Stated exercise a: According to the ETL page, what are the three consecutive functional steps of an ETL system?

Excerpt provided:
»»

ETL – Extract Transform Load

Home » ETL – Extract Transform Load

Overview

One of the ways to integrate with external systems is using the Extract, Transform, Load (ETL) system. The ETL system creates databases which can be accessed directly by 3rd party tools and solutions. It also allows scheduled execution of transformation scripts on the Data Center Operation server. Together this gives the ability to extract and enter data on the Data Center Operation server.

Based on the ETL system, it is possible to develop custom solutions, integrating DCO with a broad range of data sources.

ETL can be used in 2 ways: Importing Data in to and Exporting Data from Data Center Operation

External system integration using ETL

ETL modeling concepts

The general framework for ETL processes is shown in Fig. 1. Data is extracted from different data sources and then propagated to the DSA where it is transformed and cleansed before being loaded into the data warehouse. Source, staging area, and target environments may have many different data structure formats as flat files, XML data sets, relational tables, non-relational sources, weblog sources, legacy systems, and spreadsheets.

Figure 1. A general framework for ETL processes.

ETL phases

An ETL system consists of three consecutive functional steps: extraction, transformation, and loading:

1.Extraction

The first step in any ETL scenario is data extraction. The ETL extraction step is responsible for extracting data from the source systems. Each data source has its distinct set of characteristics that need to be managed in order to effectively extract data for the ETL process. The process needs to effectively integrate systems that have different platforms, such as different database management systems, different operating systems, and different communications protocols.

««

Stated exercise b: Put the lines of the records between the lines holding "x-tick-label: May: [91, 758, 112, 770]" and "candle-down: [506, 498, 509, 502]", inclusive, into a Markdown table with the columns Row and Record Line, numbering each row and leaving out blank lines.

Input records:
»»

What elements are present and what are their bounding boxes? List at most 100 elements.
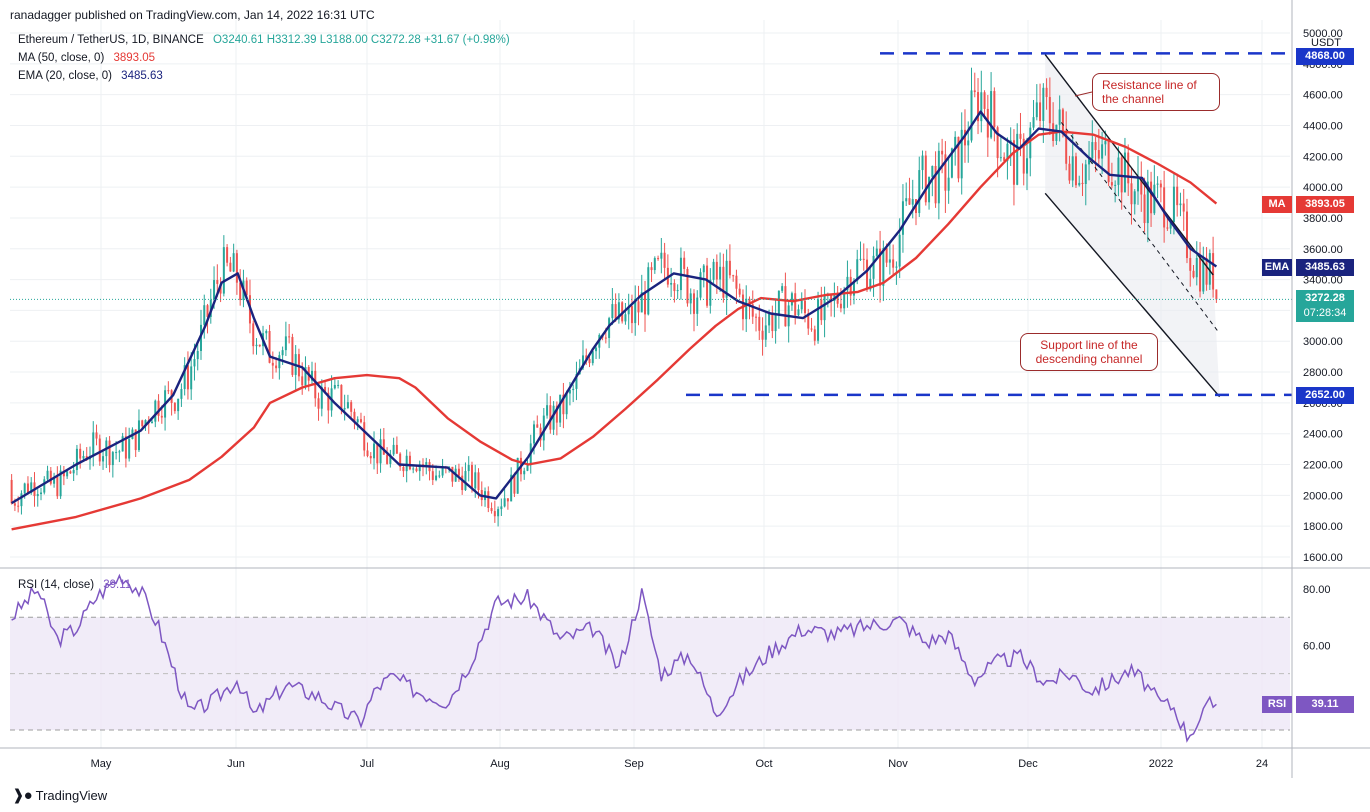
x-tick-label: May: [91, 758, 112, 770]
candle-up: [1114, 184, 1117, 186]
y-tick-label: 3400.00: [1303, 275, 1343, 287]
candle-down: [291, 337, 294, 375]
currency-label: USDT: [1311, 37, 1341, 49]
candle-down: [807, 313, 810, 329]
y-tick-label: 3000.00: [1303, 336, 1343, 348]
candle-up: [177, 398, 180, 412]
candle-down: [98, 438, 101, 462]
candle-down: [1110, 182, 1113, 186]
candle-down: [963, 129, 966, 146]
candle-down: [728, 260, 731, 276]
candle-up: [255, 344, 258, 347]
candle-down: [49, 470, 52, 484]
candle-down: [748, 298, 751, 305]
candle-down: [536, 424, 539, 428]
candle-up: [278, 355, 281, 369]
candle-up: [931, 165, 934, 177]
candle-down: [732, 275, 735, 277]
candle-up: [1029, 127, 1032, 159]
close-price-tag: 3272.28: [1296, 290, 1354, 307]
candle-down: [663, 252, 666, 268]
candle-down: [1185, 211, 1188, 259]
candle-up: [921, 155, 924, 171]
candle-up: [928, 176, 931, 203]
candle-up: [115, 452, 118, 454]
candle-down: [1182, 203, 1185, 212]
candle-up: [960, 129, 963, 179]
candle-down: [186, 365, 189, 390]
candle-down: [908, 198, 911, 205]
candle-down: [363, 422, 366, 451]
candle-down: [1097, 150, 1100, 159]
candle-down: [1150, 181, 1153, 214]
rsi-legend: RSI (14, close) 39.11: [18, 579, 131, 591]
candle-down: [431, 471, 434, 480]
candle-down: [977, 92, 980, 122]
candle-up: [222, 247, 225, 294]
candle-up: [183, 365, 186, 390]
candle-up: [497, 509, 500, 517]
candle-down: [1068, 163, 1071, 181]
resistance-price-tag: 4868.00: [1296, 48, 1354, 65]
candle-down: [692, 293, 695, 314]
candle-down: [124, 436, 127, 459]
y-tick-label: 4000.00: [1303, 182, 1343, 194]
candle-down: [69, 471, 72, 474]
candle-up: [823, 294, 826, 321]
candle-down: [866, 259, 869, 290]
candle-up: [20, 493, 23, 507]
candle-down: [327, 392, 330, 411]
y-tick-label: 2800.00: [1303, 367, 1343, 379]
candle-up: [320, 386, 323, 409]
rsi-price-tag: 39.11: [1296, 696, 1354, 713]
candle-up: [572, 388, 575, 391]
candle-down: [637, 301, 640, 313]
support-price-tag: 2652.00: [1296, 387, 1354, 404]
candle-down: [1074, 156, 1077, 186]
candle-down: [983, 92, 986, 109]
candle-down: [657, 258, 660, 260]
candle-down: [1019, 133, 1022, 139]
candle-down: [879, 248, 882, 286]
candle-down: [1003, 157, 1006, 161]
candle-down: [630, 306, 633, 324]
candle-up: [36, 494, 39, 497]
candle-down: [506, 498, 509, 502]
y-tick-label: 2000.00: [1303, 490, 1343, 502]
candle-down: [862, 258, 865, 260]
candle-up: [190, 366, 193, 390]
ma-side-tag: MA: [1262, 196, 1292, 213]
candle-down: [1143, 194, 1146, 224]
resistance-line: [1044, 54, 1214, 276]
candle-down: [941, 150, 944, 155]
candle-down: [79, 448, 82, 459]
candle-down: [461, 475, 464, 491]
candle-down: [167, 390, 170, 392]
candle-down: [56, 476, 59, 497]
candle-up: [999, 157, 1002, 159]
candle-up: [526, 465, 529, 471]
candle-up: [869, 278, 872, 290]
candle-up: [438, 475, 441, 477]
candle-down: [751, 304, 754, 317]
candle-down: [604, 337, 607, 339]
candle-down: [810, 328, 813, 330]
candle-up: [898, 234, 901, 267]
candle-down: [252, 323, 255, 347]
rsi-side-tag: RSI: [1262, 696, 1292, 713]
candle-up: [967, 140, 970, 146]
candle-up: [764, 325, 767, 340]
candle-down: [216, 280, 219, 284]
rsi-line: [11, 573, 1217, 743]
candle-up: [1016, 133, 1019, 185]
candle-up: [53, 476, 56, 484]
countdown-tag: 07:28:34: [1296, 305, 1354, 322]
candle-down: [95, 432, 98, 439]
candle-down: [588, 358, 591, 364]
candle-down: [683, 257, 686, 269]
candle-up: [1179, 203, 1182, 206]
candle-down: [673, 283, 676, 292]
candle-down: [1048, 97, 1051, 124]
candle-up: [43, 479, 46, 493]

««

Correct output a: Extraction, transformation, and loading.

Correct output b:
| Row | Record Line |
|---|---|
| 1 | x-tick-label: May: [91, 758, 112, 770] |
| 2 | candle-up: [1114, 184, 1117, 186] |
| 3 | y-tick-label: 3400.00: [1303, 275, 1343, 287] |
| 4 | candle-down: [291, 337, 294, 375] |
| 5 | currency-label: USDT: [1311, 37, 1341, 49] |
| 6 | candle-down: [807, 313, 810, 329] |
| 7 | y-tick-label: 3000.00: [1303, 336, 1343, 348] |
| 8 | candle-up: [177, 398, 180, 412] |
| 9 | candle-down: [98, 438, 101, 462] |
| 10 | candle-down: [1110, 182, 1113, 186] |
| 11 | candle-down: [963, 129, 966, 146] |
| 12 | candle-down: [728, 260, 731, 276] |
| 13 | candle-up: [255, 344, 258, 347] |
| 14 | candle-down: [49, 470, 52, 484] |
| 15 | candle-down: [748, 298, 751, 305] |
| 16 | candle-down: [536, 424, 539, 428] |
| 17 | candle-up: [278, 355, 281, 369] |
| 18 | candle-up: [931, 165, 934, 177] |
| 19 | candle-down: [732, 275, 735, 277] |
| 20 | candle-up: [1029, 127, 1032, 159] |
| 21 | close-price-tag: 3272.28: [1296, 290, 1354, 307] |
| 22 | candle-down: [663, 252, 666, 268] |
| 23 | candle-down: [1185, 211, 1188, 259] |
| 24 | candle-up: [921, 155, 924, 171] |
| 25 | candle-up: [928, 176, 931, 203] |
| 26 | candle-up: [115, 452, 118, 454] |
| 27 | candle-down: [1182, 203, 1185, 212] |
| 28 | candle-up: [960, 129, 963, 179] |
| 29 | candle-down: [186, 365, 189, 390] |
| 30 | candle-down: [908, 198, 911, 205] |
| 31 | candle-down: [363, 422, 366, 451] |
| 32 | candle-down: [1097, 150, 1100, 159] |
| 33 | candle-down: [1150, 181, 1153, 214] |
| 34 | rsi-legend: RSI (14, close) 39.11: [18, 579, 131, 591] |
| 35 | candle-down: [431, 471, 434, 480] |
| 36 | candle-down: [977, 92, 980, 122] |
| 37 | candle-up: [222, 247, 225, 294] |
| 38 | candle-up: [183, 365, 186, 390] |
| 39 | candle-up: [497, 509, 500, 517] |
| 40 | candle-down: [1068, 163, 1071, 181] |
| 41 | resistance-price-tag: 4868.00: [1296, 48, 1354, 65] |
| 42 | candle-down: [692, 293, 695, 314] |
| 43 | candle-down: [124, 436, 127, 459] |
| 44 | y-tick-label: 4000.00: [1303, 182, 1343, 194] |
| 45 | candle-down: [69, 471, 72, 474] |
| 46 | candle-up: [823, 294, 826, 321] |
| 47 | candle-down: [866, 259, 869, 290] |
| 48 | candle-up: [20, 493, 23, 507] |
| 49 | candle-down: [327, 392, 330, 411] |
| 50 | y-tick-label: 2800.00: [1303, 367, 1343, 379] |
| 51 | candle-up: [320, 386, 323, 409] |
| 52 | rsi-price-tag: 39.11: [1296, 696, 1354, 713] |
| 53 | candle-up: [572, 388, 575, 391] |
| 54 | candle-down: [637, 301, 640, 313] |
| 55 | support-price-tag: 2652.00: [1296, 387, 1354, 404] |
| 56 | candle-down: [1074, 156, 1077, 186] |
| 57 | candle-down: [983, 92, 986, 109] |
| 58 | candle-down: [657, 258, 660, 260] |
| 59 | candle-down: [1019, 133, 1022, 139] |
| 60 | candle-down: [879, 248, 882, 286] |
| 61 | candle-down: [1003, 157, 1006, 161] |
| 62 | candle-down: [630, 306, 633, 324] |
| 63 | candle-up: [36, 494, 39, 497] |
| 64 | candle-down: [506, 498, 509, 502] |